◆ Given request ◆
Your task is to output all the records below, word for word.

● ● ●

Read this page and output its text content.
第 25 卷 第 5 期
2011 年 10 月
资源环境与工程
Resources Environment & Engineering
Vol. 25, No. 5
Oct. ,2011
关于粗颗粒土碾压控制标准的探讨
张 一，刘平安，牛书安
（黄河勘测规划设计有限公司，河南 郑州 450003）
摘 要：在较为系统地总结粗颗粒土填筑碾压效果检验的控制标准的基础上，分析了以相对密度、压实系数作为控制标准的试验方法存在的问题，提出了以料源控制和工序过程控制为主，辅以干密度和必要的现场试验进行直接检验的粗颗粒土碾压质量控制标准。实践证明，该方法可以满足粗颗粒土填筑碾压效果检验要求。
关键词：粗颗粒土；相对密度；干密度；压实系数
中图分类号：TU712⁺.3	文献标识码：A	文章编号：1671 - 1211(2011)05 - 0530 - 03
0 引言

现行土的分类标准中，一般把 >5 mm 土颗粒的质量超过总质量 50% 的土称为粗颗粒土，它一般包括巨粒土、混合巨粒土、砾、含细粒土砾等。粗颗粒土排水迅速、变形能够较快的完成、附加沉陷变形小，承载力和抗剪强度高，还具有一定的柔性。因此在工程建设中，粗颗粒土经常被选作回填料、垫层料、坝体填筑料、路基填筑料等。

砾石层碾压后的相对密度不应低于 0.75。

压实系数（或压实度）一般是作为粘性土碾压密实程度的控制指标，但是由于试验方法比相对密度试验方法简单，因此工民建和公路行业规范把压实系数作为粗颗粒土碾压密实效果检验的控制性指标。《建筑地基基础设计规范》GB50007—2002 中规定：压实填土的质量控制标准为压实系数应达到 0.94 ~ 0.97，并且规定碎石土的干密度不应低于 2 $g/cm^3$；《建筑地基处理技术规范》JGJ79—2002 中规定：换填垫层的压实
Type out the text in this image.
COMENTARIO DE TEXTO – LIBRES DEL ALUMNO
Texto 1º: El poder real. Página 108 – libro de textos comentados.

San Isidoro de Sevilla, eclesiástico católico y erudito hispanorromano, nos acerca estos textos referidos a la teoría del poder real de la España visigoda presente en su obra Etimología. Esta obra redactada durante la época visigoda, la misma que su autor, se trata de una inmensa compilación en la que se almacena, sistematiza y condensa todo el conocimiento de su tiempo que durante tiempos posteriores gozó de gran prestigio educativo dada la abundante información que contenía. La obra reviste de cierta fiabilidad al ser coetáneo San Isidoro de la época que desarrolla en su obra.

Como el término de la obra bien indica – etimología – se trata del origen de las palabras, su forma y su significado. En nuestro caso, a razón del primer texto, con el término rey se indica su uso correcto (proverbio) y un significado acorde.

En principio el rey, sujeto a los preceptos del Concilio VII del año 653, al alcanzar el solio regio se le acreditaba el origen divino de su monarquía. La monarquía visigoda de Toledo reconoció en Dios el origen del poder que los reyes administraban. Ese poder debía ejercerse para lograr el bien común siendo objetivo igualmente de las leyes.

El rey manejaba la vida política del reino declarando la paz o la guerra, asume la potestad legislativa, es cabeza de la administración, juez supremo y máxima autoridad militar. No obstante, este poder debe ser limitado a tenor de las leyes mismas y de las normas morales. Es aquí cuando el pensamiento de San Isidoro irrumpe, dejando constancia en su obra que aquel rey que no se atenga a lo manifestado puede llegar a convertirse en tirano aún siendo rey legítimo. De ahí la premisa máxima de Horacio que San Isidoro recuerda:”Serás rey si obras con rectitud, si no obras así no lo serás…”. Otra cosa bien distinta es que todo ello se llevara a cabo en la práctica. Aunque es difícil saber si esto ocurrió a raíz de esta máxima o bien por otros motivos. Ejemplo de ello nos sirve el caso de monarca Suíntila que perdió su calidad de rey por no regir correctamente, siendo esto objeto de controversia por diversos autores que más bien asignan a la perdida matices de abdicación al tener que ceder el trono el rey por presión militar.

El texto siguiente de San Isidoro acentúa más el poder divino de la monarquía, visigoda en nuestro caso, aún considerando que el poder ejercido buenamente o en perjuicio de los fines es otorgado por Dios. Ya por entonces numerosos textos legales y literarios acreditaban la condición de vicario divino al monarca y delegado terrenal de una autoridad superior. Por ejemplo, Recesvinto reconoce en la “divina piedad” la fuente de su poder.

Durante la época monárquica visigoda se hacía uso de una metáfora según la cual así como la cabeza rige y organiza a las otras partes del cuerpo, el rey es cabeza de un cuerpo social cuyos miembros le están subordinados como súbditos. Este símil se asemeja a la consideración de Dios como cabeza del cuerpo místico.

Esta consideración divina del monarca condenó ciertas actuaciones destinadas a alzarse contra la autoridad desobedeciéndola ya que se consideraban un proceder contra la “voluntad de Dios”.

● ● ●

◆ Full output ◆
Read this page and output its text content.
第 25 卷 第 5 期
2011 年 10 月
资源环境与工程
Resources Environment & Engineering
Vol. 25, No. 5
Oct. ,2011
关于粗颗粒土碾压控制标准的探讨
张 一，刘平安，牛书安
（黄河勘测规划设计有限公司，河南 郑州 450003）
摘 要：在较为系统地总结粗颗粒土填筑碾压效果检验的控制标准的基础上，分析了以相对密度、压实系数作为控制标准的试验方法存在的问题，提出了以料源控制和工序过程控制为主，辅以干密度和必要的现场试验进行直接检验的粗颗粒土碾压质量控制标准。实践证明，该方法可以满足粗颗粒土填筑碾压效果检验要求。
关键词：粗颗粒土；相对密度；干密度；压实系数
中图分类号：TU712⁺.3	文献标识码：A	文章编号：1671 - 1211(2011)05 - 0530 - 03
0 引言

现行土的分类标准中，一般把 >5 mm 土颗粒的质量超过总质量 50% 的土称为粗颗粒土，它一般包括巨粒土、混合巨粒土、砾、含细粒土砾等。粗颗粒土排水迅速、变形能够较快的完成、附加沉陷变形小，承载力和抗剪强度高，还具有一定的柔性。因此在工程建设中，粗颗粒土经常被选作回填料、垫层料、坝体填筑料、路基填筑料等。

砾石层碾压后的相对密度不应低于 0.75。

压实系数（或压实度）一般是作为粘性土碾压密实程度的控制指标，但是由于试验方法比相对密度试验方法简单，因此工民建和公路行业规范把压实系数作为粗颗粒土碾压密实效果检验的控制性指标。《建筑地基基础设计规范》GB50007—2002 中规定：压实填土的质量控制标准为压实系数应达到 0.94 ~ 0.97，并且规定碎石土的干密度不应低于 2 $g/cm^3$；《建筑地基处理技术规范》JGJ79—2002 中规定：换填垫层的压实
Type out the text in this image.
COMENTARIO DE TEXTO – LIBRES DEL ALUMNO
Texto 1º: El poder real. Página 108 – libro de textos comentados.

San Isidoro de Sevilla, eclesiástico católico y erudito hispanorromano, nos acerca estos textos referidos a la teoría del poder real de la España visigoda presente en su obra Etimología. Esta obra redactada durante la época visigoda, la misma que su autor, se trata de una inmensa compilación en la que se almacena, sistematiza y condensa todo el conocimiento de su tiempo que durante tiempos posteriores gozó de gran prestigio educativo dada la abundante información que contenía. La obra reviste de cierta fiabilidad al ser coetáneo San Isidoro de la época que desarrolla en su obra.

Como el término de la obra bien indica – etimología – se trata del origen de las palabras, su forma y su significado. En nuestro caso, a razón del primer texto, con el término rey se indica su uso correcto (proverbio) y un significado acorde.

En principio el rey, sujeto a los preceptos del Concilio VII del año 653, al alcanzar el solio regio se le acreditaba el origen divino de su monarquía. La monarquía visigoda de Toledo reconoció en Dios el origen del poder que los reyes administraban. Ese poder debía ejercerse para lograr el bien común siendo objetivo igualmente de las leyes.

El rey manejaba la vida política del reino declarando la paz o la guerra, asume la potestad legislativa, es cabeza de la administración, juez supremo y máxima autoridad militar. No obstante, este poder debe ser limitado a tenor de las leyes mismas y de las normas morales. Es aquí cuando el pensamiento de San Isidoro irrumpe, dejando constancia en su obra que aquel rey que no se atenga a lo manifestado puede llegar a convertirse en tirano aún siendo rey legítimo. De ahí la premisa máxima de Horacio que San Isidoro recuerda:”Serás rey si obras con rectitud, si no obras así no lo serás…”. Otra cosa bien distinta es que todo ello se llevara a cabo en la práctica. Aunque es difícil saber si esto ocurrió a raíz de esta máxima o bien por otros motivos. Ejemplo de ello nos sirve el caso de monarca Suíntila que perdió su calidad de rey por no regir correctamente, siendo esto objeto de controversia por diversos autores que más bien asignan a la perdida matices de abdicación al tener que ceder el trono el rey por presión militar.

El texto siguiente de San Isidoro acentúa más el poder divino de la monarquía, visigoda en nuestro caso, aún considerando que el poder ejercido buenamente o en perjuicio de los fines es otorgado por Dios. Ya por entonces numerosos textos legales y literarios acreditaban la condición de vicario divino al monarca y delegado terrenal de una autoridad superior. Por ejemplo, Recesvinto reconoce en la “divina piedad” la fuente de su poder.

Durante la época monárquica visigoda se hacía uso de una metáfora según la cual así como la cabeza rige y organiza a las otras partes del cuerpo, el rey es cabeza de un cuerpo social cuyos miembros le están subordinados como súbditos. Este símil se asemeja a la consideración de Dios como cabeza del cuerpo místico.

Esta consideración divina del monarca condenó ciertas actuaciones destinadas a alzarse contra la autoridad desobedeciéndola ya que se consideraban un proceder contra la “voluntad de Dios”.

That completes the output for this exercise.